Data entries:

--- begin ---

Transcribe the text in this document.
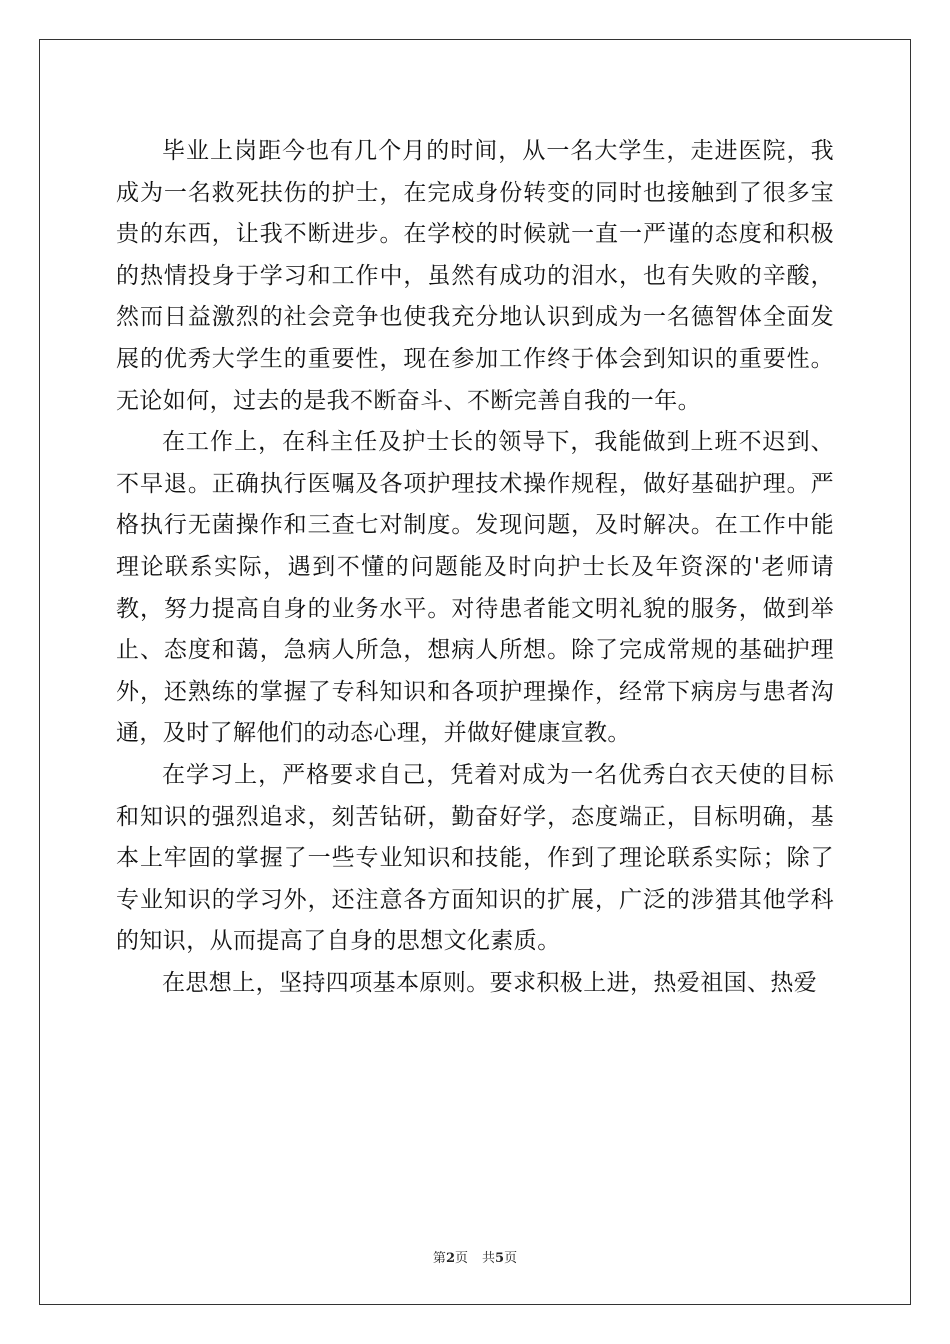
毕业上岗距今也有几个月的时间，从一名大学生，走进医院，我成为一名救死扶伤的护士，在完成身份转变的同时也接触到了很多宝贵的东西，让我不断进步。在学校的时候就一直一严谨的态度和积极的热情投身于学习和工作中，虽然有成功的泪水，也有失败的辛酸，然而日益激烈的社会竞争也使我充分地认识到成为一名德智体全面发展的优秀大学生的重要性，现在参加工作终于体会到知识的重要性。无论如何，过去的是我不断奋斗、不断完善自我的一年。

在工作上，在科主任及护士长的领导下，我能做到上班不迟到、不早退。正确执行医嘱及各项护理技术操作规程，做好基础护理。严格执行无菌操作和三查七对制度。发现问题，及时解决。在工作中能理论联系实际，遇到不懂的问题能及时向护士长及年资深的'老师请教，努力提高自身的业务水平。对待患者能文明礼貌的服务，做到举止、态度和蔼，急病人所急，想病人所想。除了完成常规的基础护理外，还熟练的掌握了专科知识和各项护理操作，经常下病房与患者沟通，及时了解他们的动态心理，并做好健康宣教。

在学习上，严格要求自己，凭着对成为一名优秀白衣天使的目标和知识的强烈追求，刻苦钻研，勤奋好学，态度端正，目标明确，基本上牢固的掌握了一些专业知识和技能，作到了理论联系实际；除了专业知识的学习外，还注意各方面知识的扩展，广泛的涉猎其他学科的知识，从而提高了自身的思想文化素质。

在思想上，坚持四项基本原则。要求积极上进，热爱祖国、热爱

第2页 共5页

--- end ---

**Work to be completed:** The entries above are to be returned exactly, without their pictures.

**Output below:**
Transcribe the text in this document.
毕业上岗距今也有几个月的时间，从一名大学生，走进医院，我成为一名救死扶伤的护士，在完成身份转变的同时也接触到了很多宝贵的东西，让我不断进步。在学校的时候就一直一严谨的态度和积极的热情投身于学习和工作中，虽然有成功的泪水，也有失败的辛酸，然而日益激烈的社会竞争也使我充分地认识到成为一名德智体全面发展的优秀大学生的重要性，现在参加工作终于体会到知识的重要性。无论如何，过去的是我不断奋斗、不断完善自我的一年。

在工作上，在科主任及护士长的领导下，我能做到上班不迟到、不早退。正确执行医嘱及各项护理技术操作规程，做好基础护理。严格执行无菌操作和三查七对制度。发现问题，及时解决。在工作中能理论联系实际，遇到不懂的问题能及时向护士长及年资深的'老师请教，努力提高自身的业务水平。对待患者能文明礼貌的服务，做到举止、态度和蔼，急病人所急，想病人所想。除了完成常规的基础护理外，还熟练的掌握了专科知识和各项护理操作，经常下病房与患者沟通，及时了解他们的动态心理，并做好健康宣教。

在学习上，严格要求自己，凭着对成为一名优秀白衣天使的目标和知识的强烈追求，刻苦钻研，勤奋好学，态度端正，目标明确，基本上牢固的掌握了一些专业知识和技能，作到了理论联系实际；除了专业知识的学习外，还注意各方面知识的扩展，广泛的涉猎其他学科的知识，从而提高了自身的思想文化素质。

在思想上，坚持四项基本原则。要求积极上进，热爱祖国、热爱

第2页 共5页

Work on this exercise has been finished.